DIRECTION:
The records below are made of lines; count those holding the word "style" and give the number only.

EXERCISE INPUT:

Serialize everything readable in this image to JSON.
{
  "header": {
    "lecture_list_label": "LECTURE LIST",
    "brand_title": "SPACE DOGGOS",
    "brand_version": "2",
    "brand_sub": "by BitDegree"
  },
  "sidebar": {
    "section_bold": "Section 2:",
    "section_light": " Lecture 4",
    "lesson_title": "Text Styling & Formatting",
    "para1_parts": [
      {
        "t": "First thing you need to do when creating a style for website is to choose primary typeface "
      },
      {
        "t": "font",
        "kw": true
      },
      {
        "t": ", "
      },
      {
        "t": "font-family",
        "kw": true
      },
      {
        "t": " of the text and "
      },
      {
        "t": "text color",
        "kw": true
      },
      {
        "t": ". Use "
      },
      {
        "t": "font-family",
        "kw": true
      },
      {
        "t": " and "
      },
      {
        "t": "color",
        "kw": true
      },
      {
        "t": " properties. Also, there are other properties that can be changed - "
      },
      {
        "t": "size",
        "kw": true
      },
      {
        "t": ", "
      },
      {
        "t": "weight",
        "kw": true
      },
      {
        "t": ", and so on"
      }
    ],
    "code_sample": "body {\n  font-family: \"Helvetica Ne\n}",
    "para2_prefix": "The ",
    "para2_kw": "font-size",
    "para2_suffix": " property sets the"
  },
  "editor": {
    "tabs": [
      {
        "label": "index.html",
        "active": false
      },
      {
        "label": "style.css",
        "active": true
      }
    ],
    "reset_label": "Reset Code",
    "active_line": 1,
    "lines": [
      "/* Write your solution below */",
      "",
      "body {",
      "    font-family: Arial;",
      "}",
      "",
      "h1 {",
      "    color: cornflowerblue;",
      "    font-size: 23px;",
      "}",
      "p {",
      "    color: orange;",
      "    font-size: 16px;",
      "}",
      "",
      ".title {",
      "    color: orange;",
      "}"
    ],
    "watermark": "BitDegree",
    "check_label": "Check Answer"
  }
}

WRITTEN RESPONSE:
2